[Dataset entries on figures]
★ ★ ★
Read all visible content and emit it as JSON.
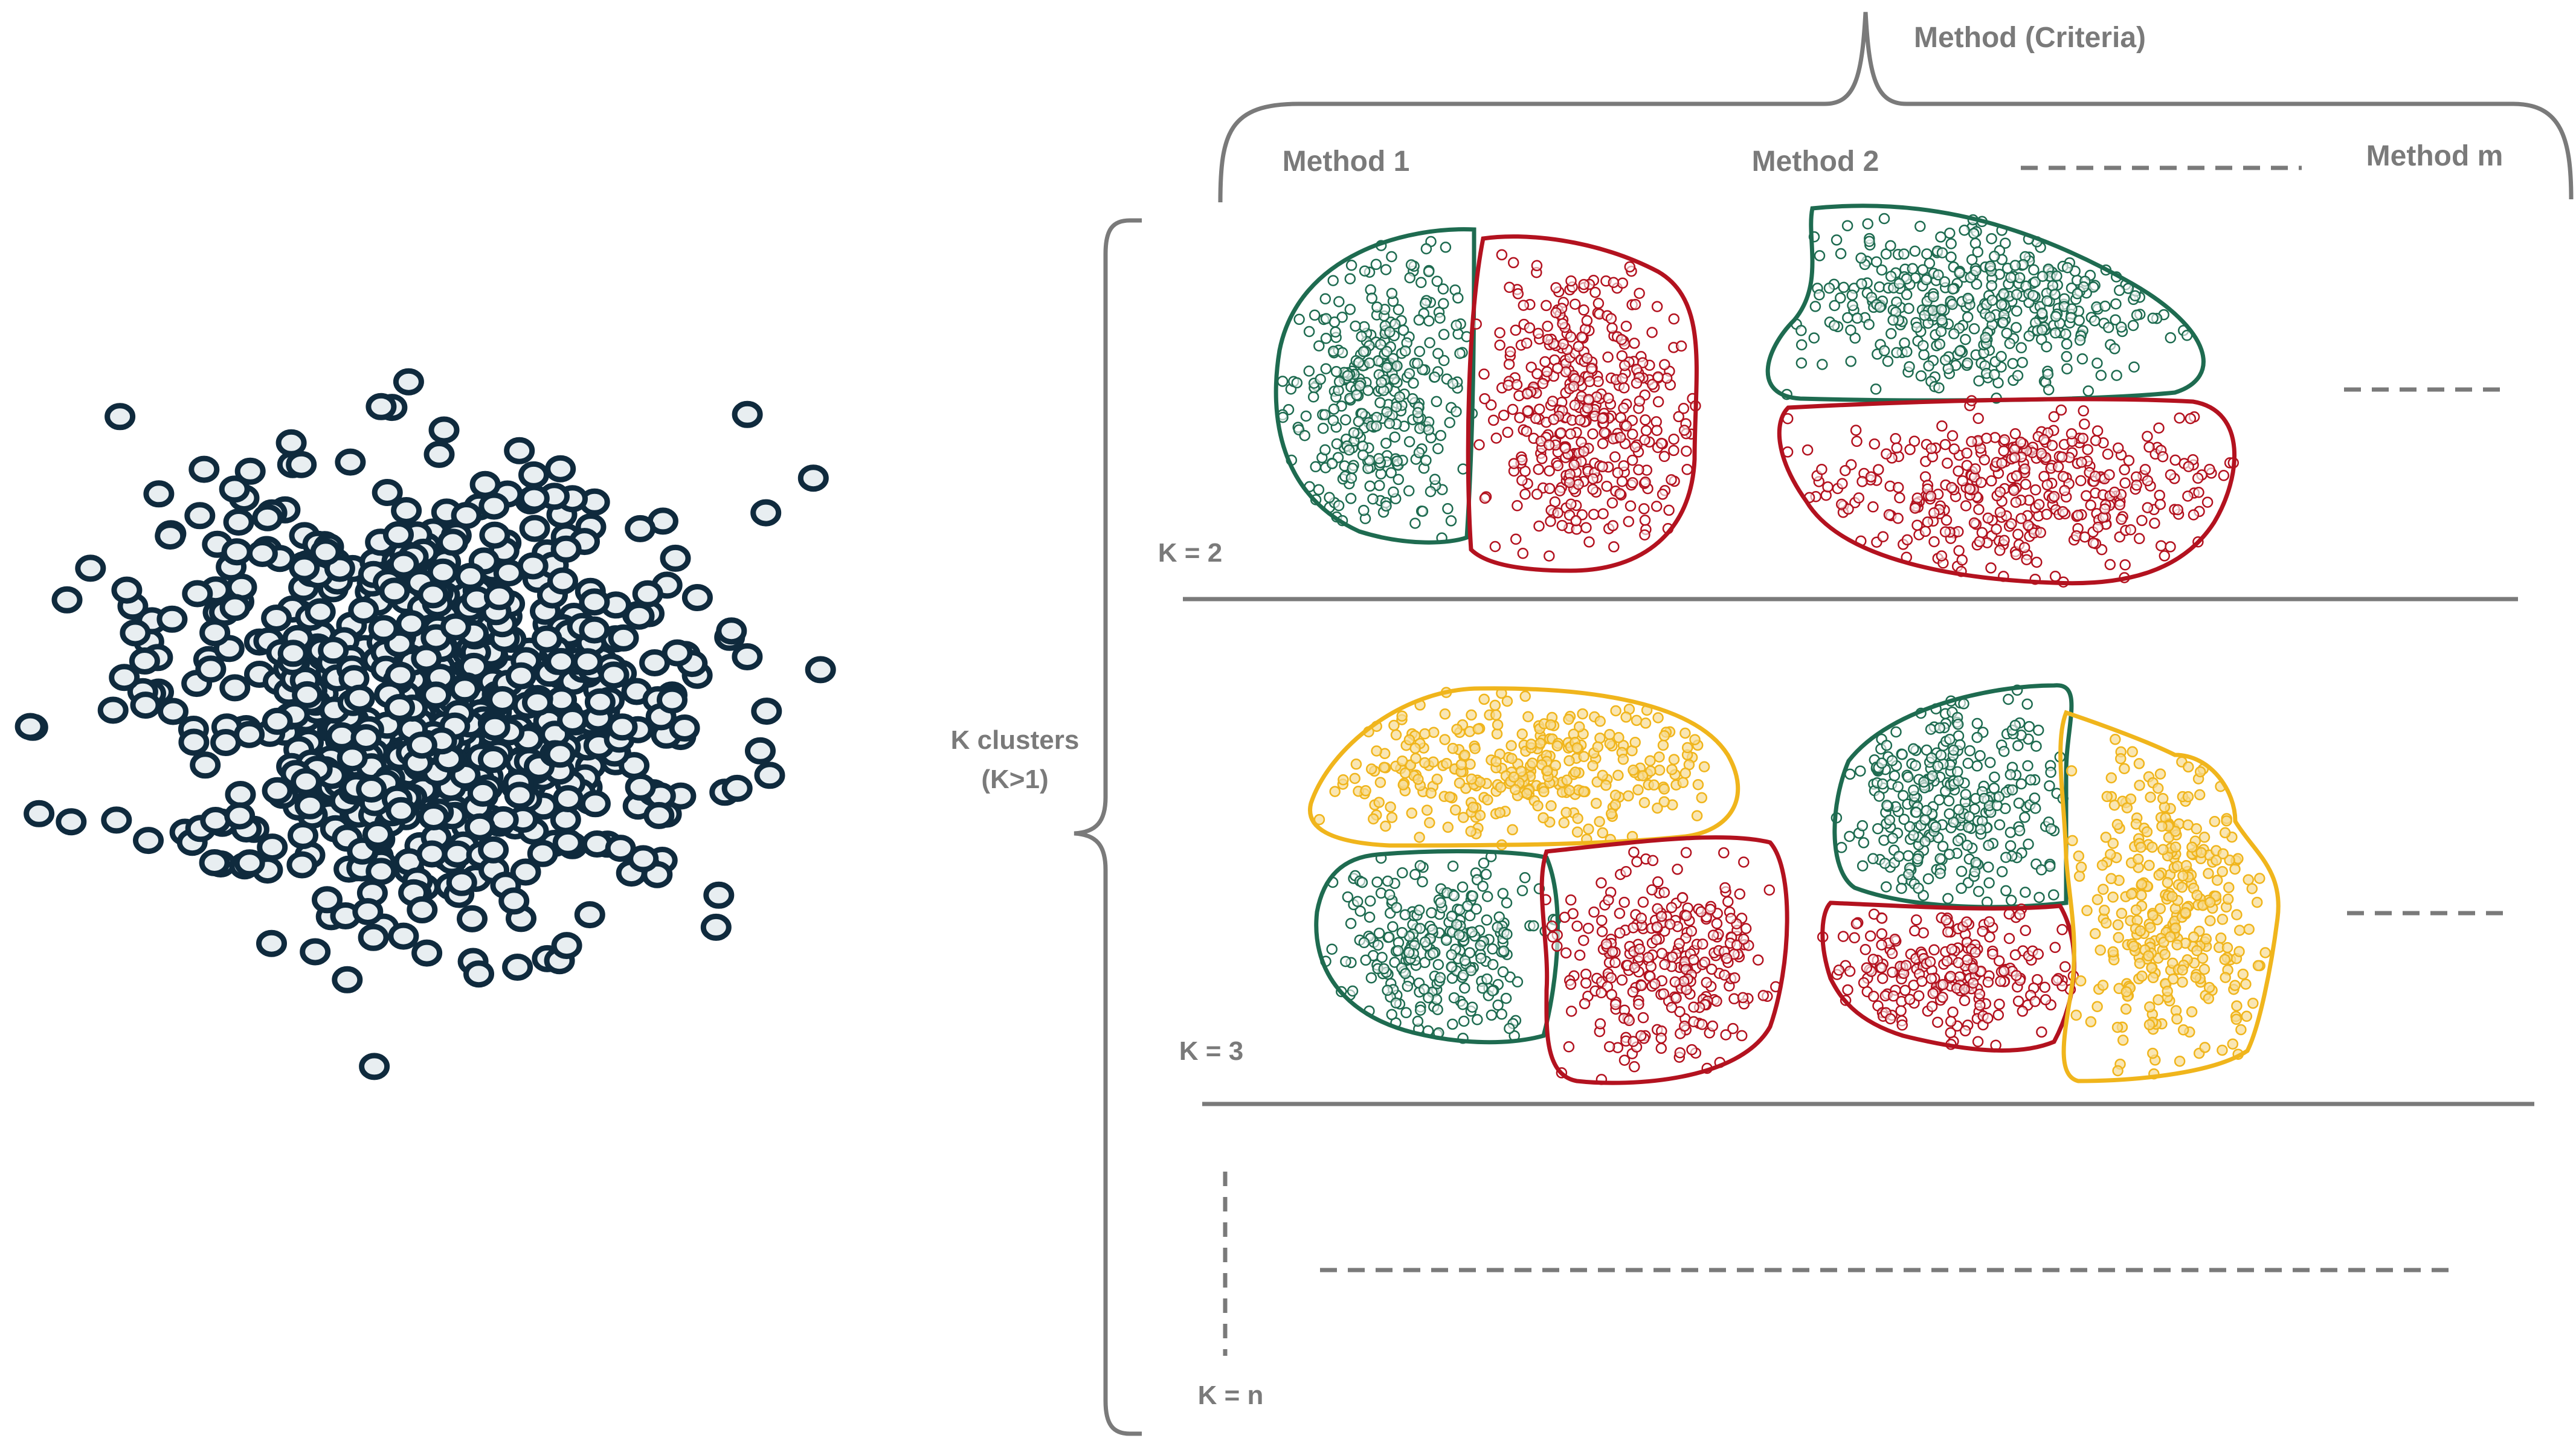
{
  "header": {
    "group_label": "Method (Criteria)"
  },
  "methods": [
    {
      "label": "Method 1"
    },
    {
      "label": "Method 2"
    },
    {
      "label": "Method m"
    }
  ],
  "rows": [
    {
      "label": "K = 2"
    },
    {
      "label": "K = 3"
    },
    {
      "label": "K = n"
    }
  ],
  "axis": {
    "label_line1": "K clusters",
    "label_line2": "(K>1)"
  },
  "colors": {
    "raw_points": "#0f2a3d",
    "raw_fill": "#e8eef1",
    "green": "#1e6b50",
    "red": "#b3121f",
    "yellow": "#f0b51c",
    "yellow_fill": "#f6dc93",
    "gray": "#7a7a7a"
  }
}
★ ★ ★
*TASK DETAILS*
All of the material above should be reproduced exactly, except the pictures.

*TASK ANSWER*
Read all visible content and emit it as JSON.
{
  "header": {
    "group_label": "Method (Criteria)"
  },
  "methods": [
    {
      "label": "Method 1"
    },
    {
      "label": "Method 2"
    },
    {
      "label": "Method m"
    }
  ],
  "rows": [
    {
      "label": "K = 2"
    },
    {
      "label": "K = 3"
    },
    {
      "label": "K = n"
    }
  ],
  "axis": {
    "label_line1": "K clusters",
    "label_line2": "(K>1)"
  },
  "colors": {
    "raw_points": "#0f2a3d",
    "raw_fill": "#e8eef1",
    "green": "#1e6b50",
    "red": "#b3121f",
    "yellow": "#f0b51c",
    "yellow_fill": "#f6dc93",
    "gray": "#7a7a7a"
  }
}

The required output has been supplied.